• **Given task**: In the listing below, identify each line with the word "взаимодействию" and return those lines.

--- Data provided ---

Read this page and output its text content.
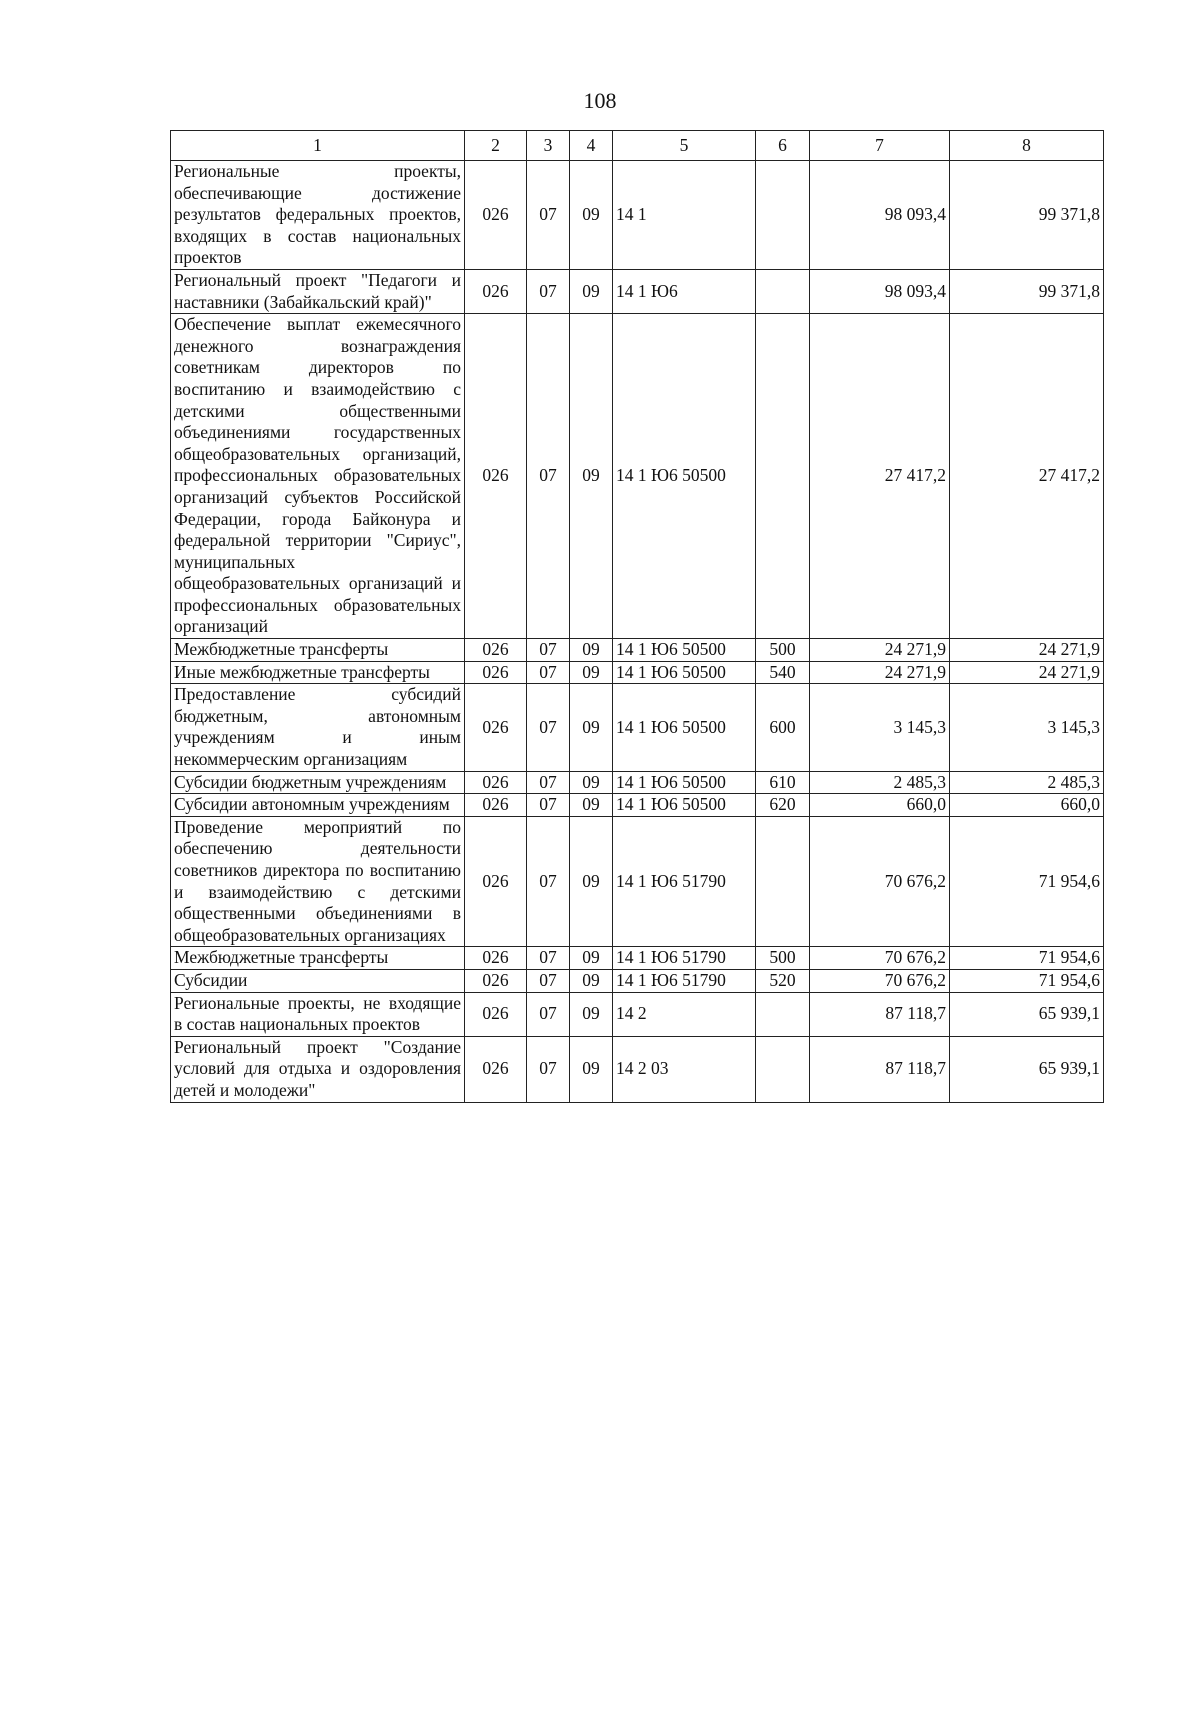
108
1	2	3	4	5	6	7	8
Региональные проекты, обеспечивающие достижение результатов федеральных проектов, входящих в состав национальных проектов	026	07	09	14 1		98 093,4	99 371,8
Региональный проект "Педагоги и наставники (Забайкальский край)"	026	07	09	14 1 Ю6		98 093,4	99 371,8
Обеспечение выплат ежемесячного денежного вознаграждения советникам директоров по воспитанию и взаимодействию с детскими общественными объединениями государственных общеобразовательных организаций, профессиональных образовательных организаций субъектов Российской Федерации, города Байконура и федеральной территории "Сириус", муниципальных общеобразовательных организаций и профессиональных образовательных организаций	026	07	09	14 1 Ю6 50500		27 417,2	27 417,2
Межбюджетные трансферты	026	07	09	14 1 Ю6 50500	500	24 271,9	24 271,9
Иные межбюджетные трансферты	026	07	09	14 1 Ю6 50500	540	24 271,9	24 271,9
Предоставление субсидий бюджетным, автономным учреждениям и иным некоммерческим организациям	026	07	09	14 1 Ю6 50500	600	3 145,3	3 145,3
Субсидии бюджетным учреждениям	026	07	09	14 1 Ю6 50500	610	2 485,3	2 485,3
Субсидии автономным учреждениям	026	07	09	14 1 Ю6 50500	620	660,0	660,0
Проведение мероприятий по обеспечению деятельности советников директора по воспитанию и взаимодействию с детскими общественными объединениями в общеобразовательных организациях	026	07	09	14 1 Ю6 51790		70 676,2	71 954,6
Межбюджетные трансферты	026	07	09	14 1 Ю6 51790	500	70 676,2	71 954,6
Субсидии	026	07	09	14 1 Ю6 51790	520	70 676,2	71 954,6
Региональные проекты, не входящие в состав национальных проектов	026	07	09	14 2		87 118,7	65 939,1
Региональный проект "Создание условий для отдыха и оздоровления детей и молодежи"	026	07	09	14 2 03		87 118,7	65 939,1
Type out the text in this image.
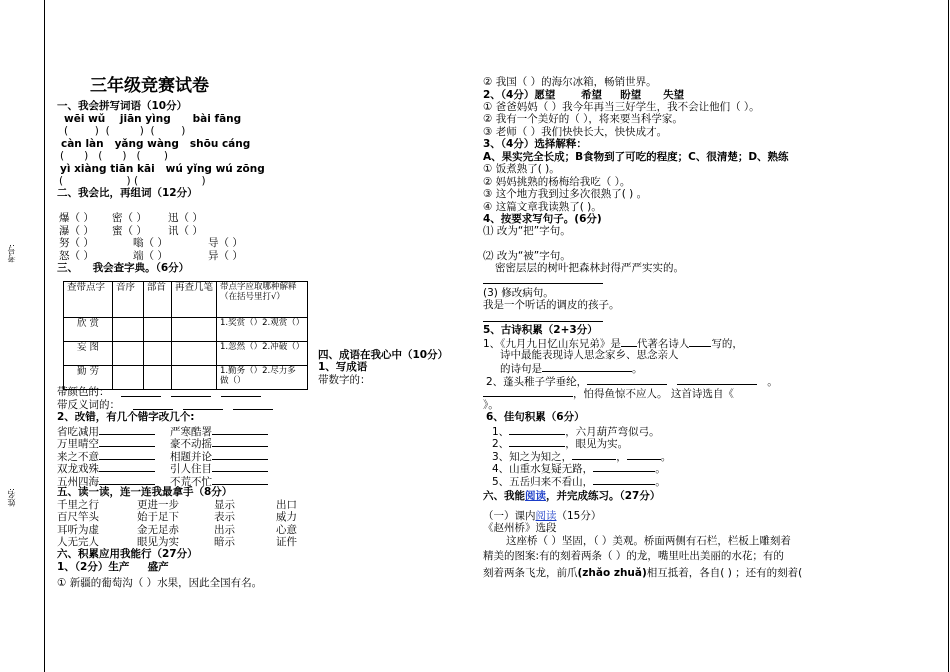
考号:
姓名:
三年级竞赛试卷
一、我会拼写词语（10分）
wēi wǔ    jiān yìng      bài fāng
(        )  (         )  (        )
càn làn   yǎng wàng   shōu cáng
(      )   (      )   (       )
yì xiàng tiān kāi   wú yǐng wú zōng
(                   ) (                   )
二、我会比，再组词（12分）
爆（ ） 密（ ） 迅（ ）
瀑（ ） 蜜（ ） 讯（ ）
努（ ）	嗡（ ）	导（ ）
怒（ ）	端（ ）	异（ ）
三、    我会查字典。（6分）
查带点字	音序	部首	再查几笔	带点字应取哪种解释（在括号里打√）
欣 赏				1.奖赏（）2.观赏（）
妄 图				1.忽然（）2.冲破（）
勤 劳				1.勤务（）2.尽力多做（）
带颜色的：

带反义词的：

2、改错，有几个错字改几个:
省吃减用	严寒酷署
万里晴空	豪不动摇
来之不意	相题并论
双龙戏殊	引人住目
五州四海	不荒不忙
五、读一读，连一连我最拿手（8分）
千里之行	更进一步	显示	出口
百尺竿头	始于足下	表示	威力
耳听为虚	金无足赤	出示	心意
人无完人	眼见为实	暗示	证件
六、积累应用我能行（27分）
1、（2分）生产     盛产
① 新疆的葡萄沟（ ）水果，因此全国有名。
四、成语在我心中（10分）
1、写成语
带数字的：
② 我国（ ）的海尔冰箱，畅销世界。
2、（4分）愿望       希望     盼望      失望
① 爸爸妈妈（ ）我今年再当三好学生，我不会让他们（ ）。
② 我有一个美好的（ ），将来要当科学家。
③ 老师（ ）我们快快长大，快快成才。
3、（4分）选择解释：
A、果实完全长成；B食物到了可吃的程度；C、很清楚；D、熟练
① 饭煮熟了( )。
② 妈妈挑熟的杨梅给我吃（ ）。
③ 这个地方我到过多次很熟了( ) 。
④ 这篇文章我读熟了( )。
4、按要求写句子。(6分)
⑴ 改为“把”字句。
⑵ 改为“被”字句。
密密层层的树叶把森林封得严严实实的。
(3) 修改病句。
我是一个听话的调皮的孩子。
5、古诗积累（2+3分）
1、《九月九日忆山东兄弟》是 代著名诗人 写的，
诗中最能表现诗人思念家乡、思念亲人
的诗句是	。
2、蓬头稚子学垂纶，	。
，怕得鱼惊不应人。 这首诗选自《
》。
6、佳句积累（6分）
1、	，六月葫芦弯似弓。
2、	，眼见为实。
3、知之为知之，	，	。
4、山重水复疑无路，	。
5、五岳归来不看山，	。
六、我能阅读，并完成练习。（27分）
（一）课内阅读（15分）
《赵州桥》选段
这座桥（ ）坚固，（ ）美观。桥面两侧有石栏，栏板上雕刻着
精美的图案:有的刻着两条（ ）的龙，嘴里吐出美丽的水花；有的
刻着两条飞龙，前爪(zhǎo zhuǎ)相互抵着，各自( ) ；还有的刻着(
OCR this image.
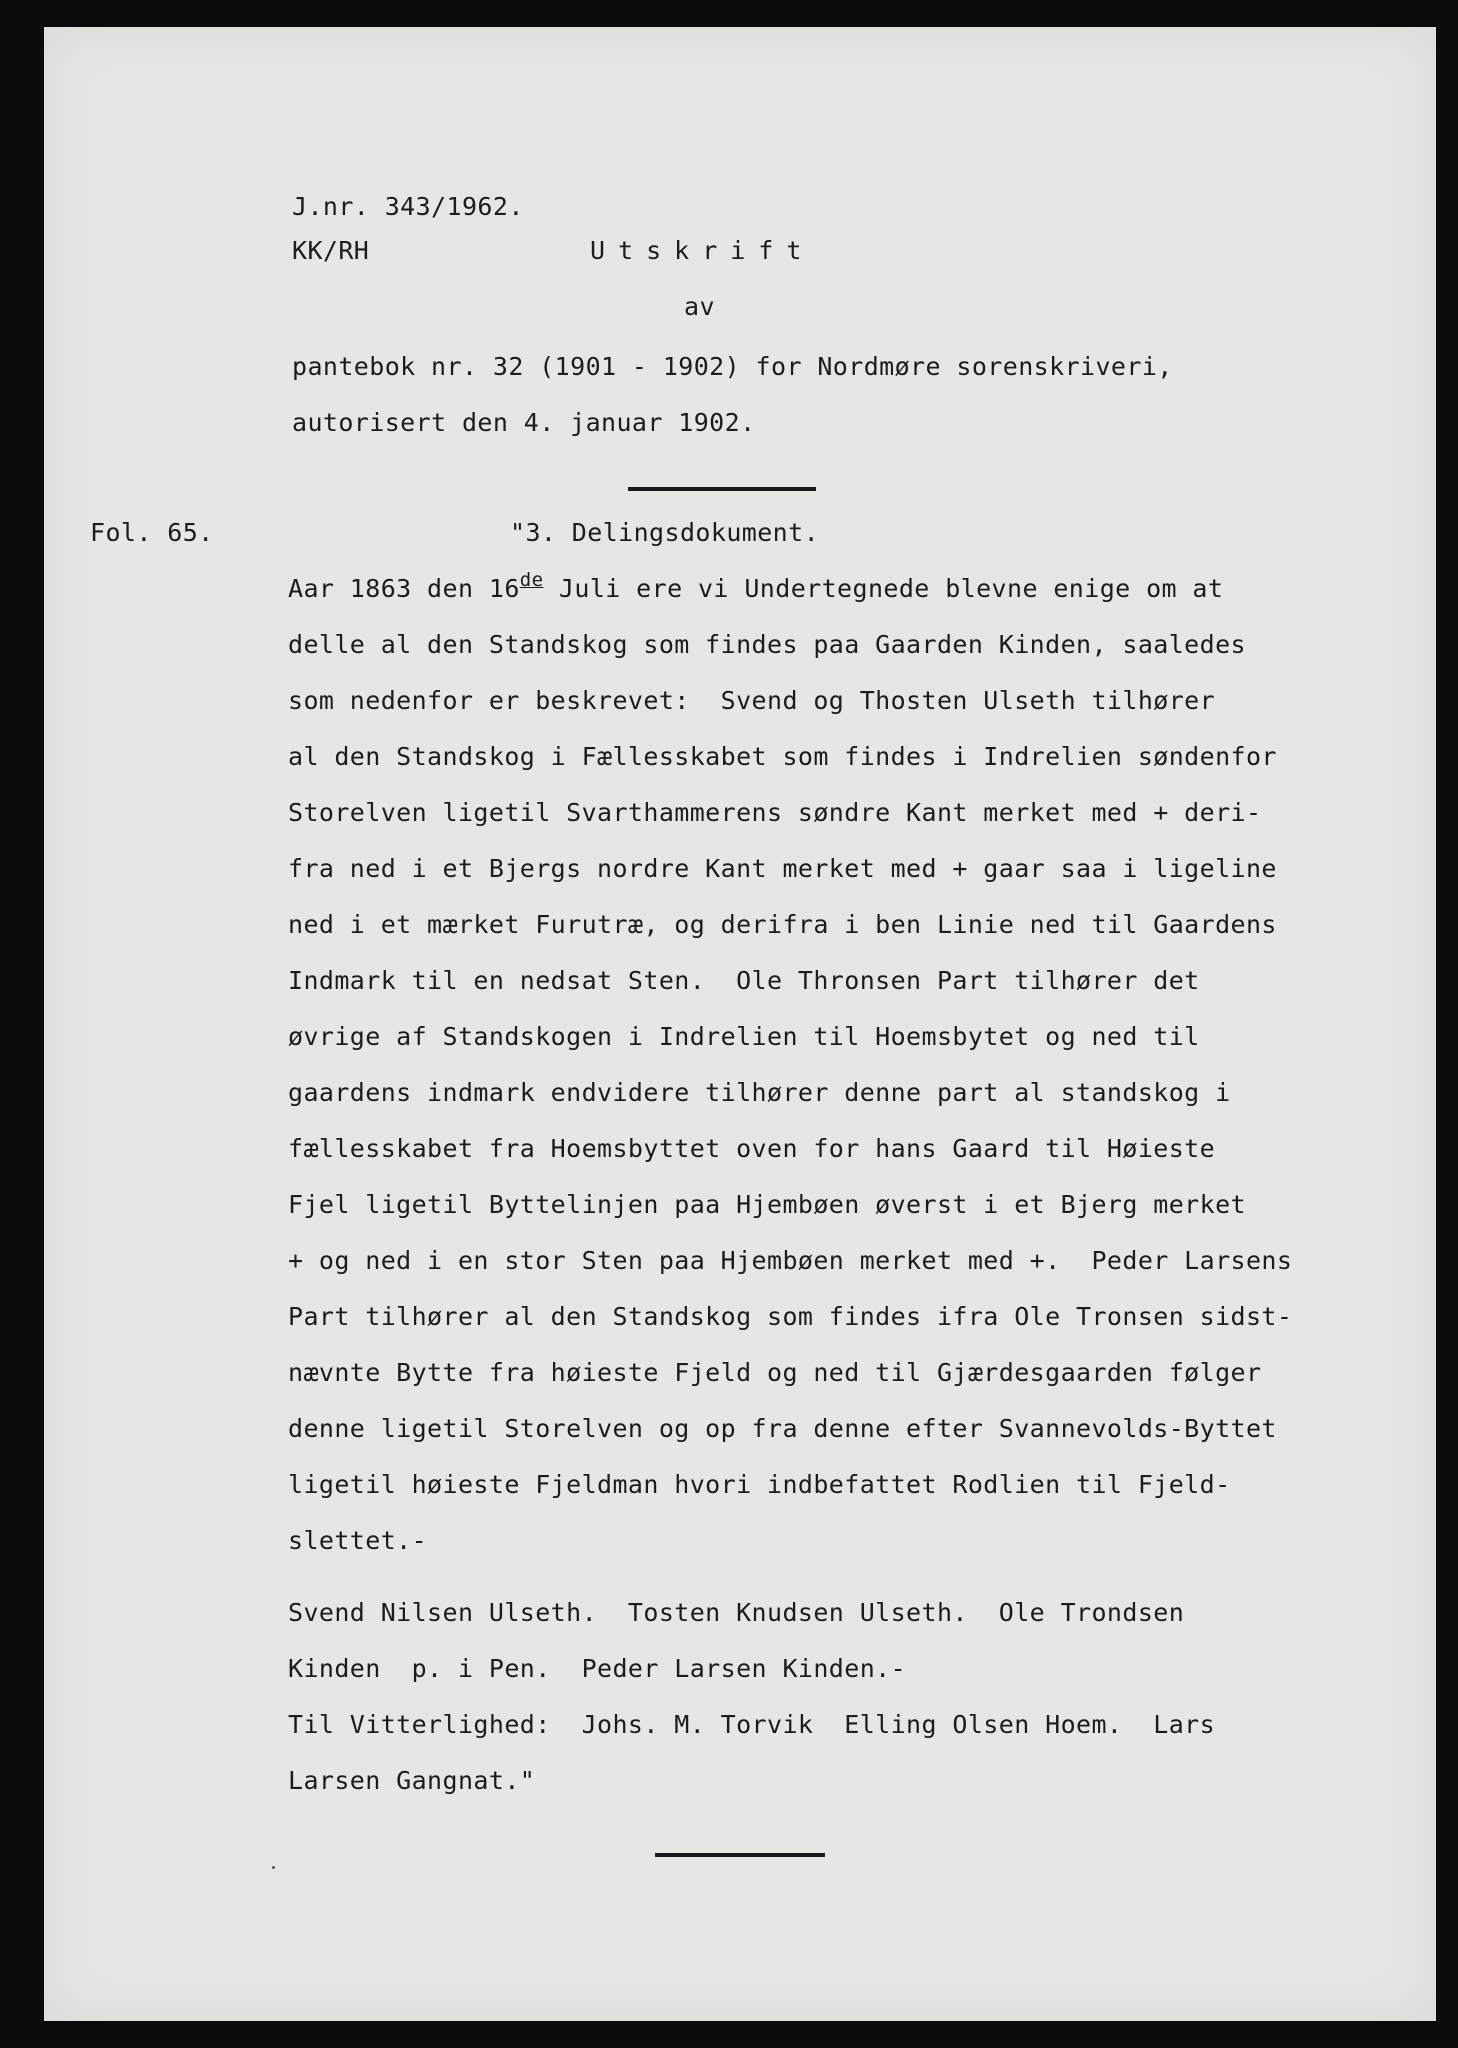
J.nr. 343/1962.
KK/RH	Utskrift
av
pantebok nr. 32 (1901 - 1902) for Nordmøre sorenskriveri,
autorisert den 4. januar 1902.
Fol. 65.	"3. Delingsdokument.
Aar 1863 den 16de Juli ere vi Undertegnede blevne enige om at
delle al den Standskog som findes paa Gaarden Kinden, saaledes
som nedenfor er beskrevet:  Svend og Thosten Ulseth tilhører
al den Standskog i Fællesskabet som findes i Indrelien søndenfor
Storelven ligetil Svarthammerens søndre Kant merket med + deri-
fra ned i et Bjergs nordre Kant merket med + gaar saa i ligeline
ned i et mærket Furutræ, og derifra i ben Linie ned til Gaardens
Indmark til en nedsat Sten.  Ole Thronsen Part tilhører det
øvrige af Standskogen i Indrelien til Hoemsbytet og ned til
gaardens indmark endvidere tilhører denne part al standskog i
fællesskabet fra Hoemsbyttet oven for hans Gaard til Høieste
Fjel ligetil Byttelinjen paa Hjembøen øverst i et Bjerg merket
+ og ned i en stor Sten paa Hjembøen merket med +.  Peder Larsens
Part tilhører al den Standskog som findes ifra Ole Tronsen sidst-
nævnte Bytte fra høieste Fjeld og ned til Gjærdesgaarden følger
denne ligetil Storelven og op fra denne efter Svannevolds-Byttet
ligetil høieste Fjeldman hvori indbefattet Rodlien til Fjeld-
slettet.-
Svend Nilsen Ulseth.  Tosten Knudsen Ulseth.  Ole Trondsen
Kinden  p. i Pen.  Peder Larsen Kinden.-
Til Vitterlighed:  Johs. M. Torvik  Elling Olsen Hoem.  Lars
Larsen Gangnat."
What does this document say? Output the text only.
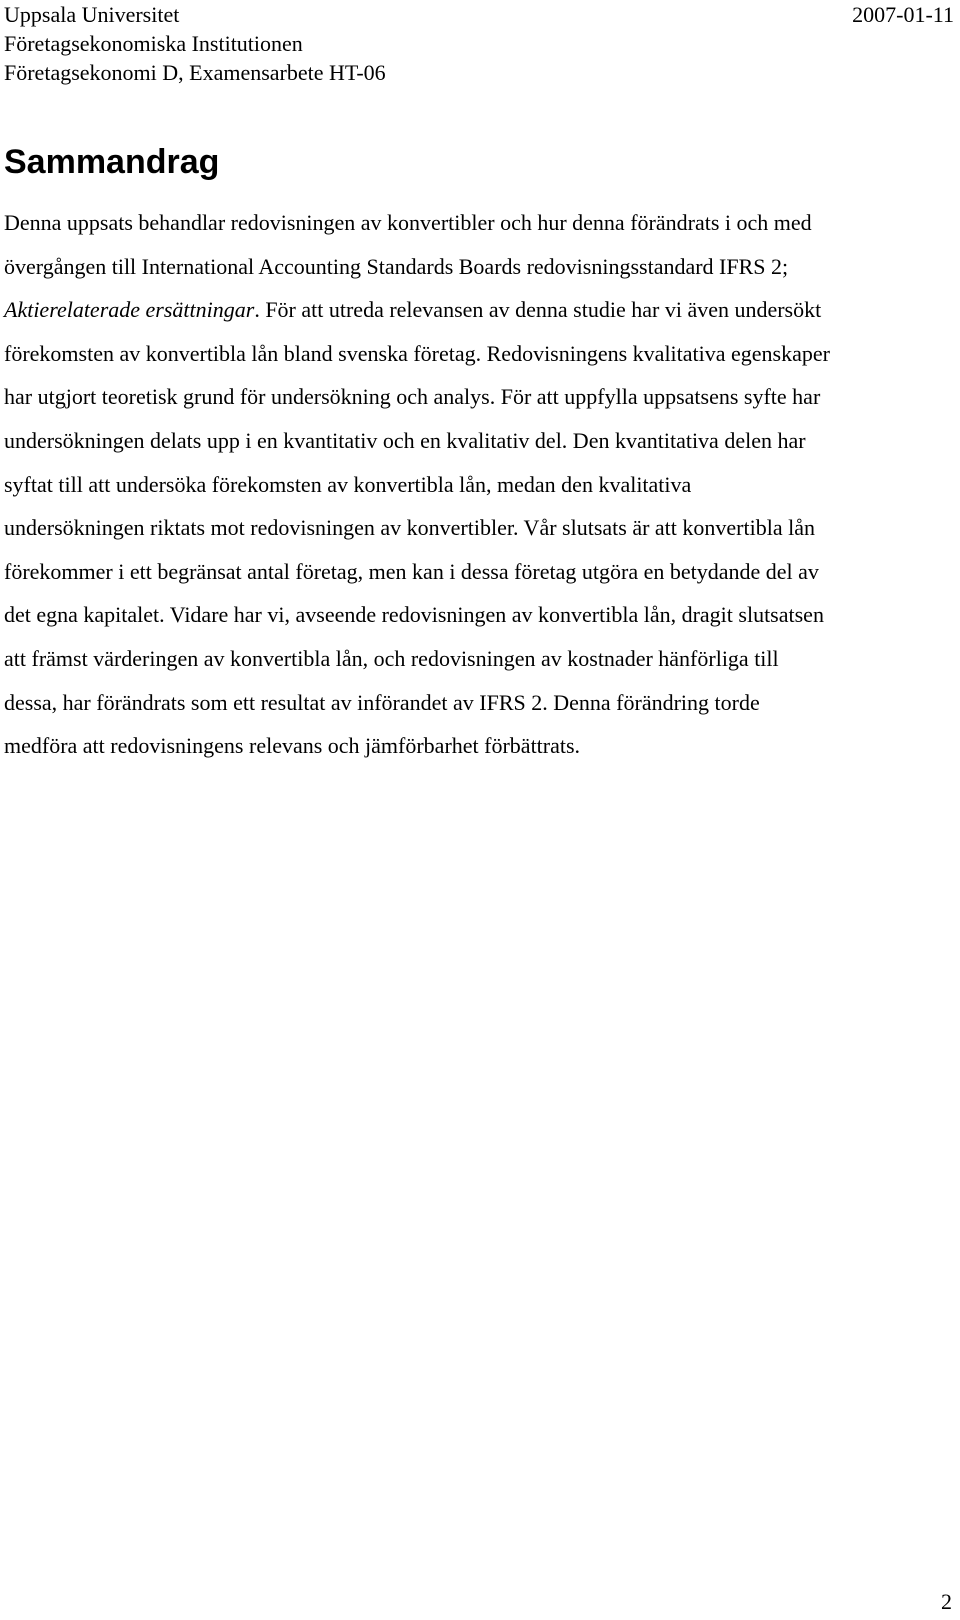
Uppsala Universitet	2007-01-11
Företagsekonomiska Institutionen
Företagsekonomi D, Examensarbete HT-06
Sammandrag

Denna uppsats behandlar redovisningen av konvertibler och hur denna förändrats i och med
övergången till International Accounting Standards Boards redovisningsstandard IFRS 2;
Aktierelaterade ersättningar. För att utreda relevansen av denna studie har vi även undersökt
förekomsten av konvertibla lån bland svenska företag. Redovisningens kvalitativa egenskaper
har utgjort teoretisk grund för undersökning och analys. För att uppfylla uppsatsens syfte har
undersökningen delats upp i en kvantitativ och en kvalitativ del. Den kvantitativa delen har
syftat till att undersöka förekomsten av konvertibla lån, medan den kvalitativa
undersökningen riktats mot redovisningen av konvertibler. Vår slutsats är att konvertibla lån
förekommer i ett begränsat antal företag, men kan i dessa företag utgöra en betydande del av
det egna kapitalet. Vidare har vi, avseende redovisningen av konvertibla lån, dragit slutsatsen
att främst värderingen av konvertibla lån, och redovisningen av kostnader hänförliga till
dessa, har förändrats som ett resultat av införandet av IFRS 2. Denna förändring torde
medföra att redovisningens relevans och jämförbarhet förbättrats.

2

---

• **Answer for the task**:
Обеспечение выплат ежемесячного денежного вознаграждения советникам директоров по воспитанию и взаимодействию с детскими общественными объединениями государственных общеобразовательных организаций, профессиональных образовательных организаций субъектов Российской Федерации, города Байконура и федеральной территории "Сириус", муниципальных общеобразовательных организаций и профессиональных образовательных организаций	026	07	09	14 1 Ю6 50500		27 417,2	27 417,2
Проведение мероприятий по обеспечению деятельности советников директора по воспитанию и взаимодействию с детскими общественными объединениями в общеобразовательных организациях	026	07	09	14 1 Ю6 51790		70 676,2	71 954,6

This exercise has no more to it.